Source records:
---

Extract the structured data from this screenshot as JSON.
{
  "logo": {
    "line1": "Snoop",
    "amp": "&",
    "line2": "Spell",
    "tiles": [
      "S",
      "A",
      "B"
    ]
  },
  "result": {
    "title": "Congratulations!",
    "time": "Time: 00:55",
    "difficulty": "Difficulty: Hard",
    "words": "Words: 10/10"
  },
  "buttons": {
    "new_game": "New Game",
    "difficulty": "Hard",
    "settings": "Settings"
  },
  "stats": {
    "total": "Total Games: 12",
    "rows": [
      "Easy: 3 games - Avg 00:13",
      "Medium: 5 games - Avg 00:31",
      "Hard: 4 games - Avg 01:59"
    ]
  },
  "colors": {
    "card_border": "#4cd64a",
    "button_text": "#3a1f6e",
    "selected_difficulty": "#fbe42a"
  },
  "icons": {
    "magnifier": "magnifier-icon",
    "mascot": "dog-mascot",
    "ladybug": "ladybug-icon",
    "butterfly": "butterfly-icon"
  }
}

---

**Your instructions:** Can you give every line above again, exactly as written?

**Answer to this task:**
Extract the structured data from this screenshot as JSON.
{
  "logo": {
    "line1": "Snoop",
    "amp": "&",
    "line2": "Spell",
    "tiles": [
      "S",
      "A",
      "B"
    ]
  },
  "result": {
    "title": "Congratulations!",
    "time": "Time: 00:55",
    "difficulty": "Difficulty: Hard",
    "words": "Words: 10/10"
  },
  "buttons": {
    "new_game": "New Game",
    "difficulty": "Hard",
    "settings": "Settings"
  },
  "stats": {
    "total": "Total Games: 12",
    "rows": [
      "Easy: 3 games - Avg 00:13",
      "Medium: 5 games - Avg 00:31",
      "Hard: 4 games - Avg 01:59"
    ]
  },
  "colors": {
    "card_border": "#4cd64a",
    "button_text": "#3a1f6e",
    "selected_difficulty": "#fbe42a"
  },
  "icons": {
    "magnifier": "magnifier-icon",
    "mascot": "dog-mascot",
    "ladybug": "ladybug-icon",
    "butterfly": "butterfly-icon"
  }
}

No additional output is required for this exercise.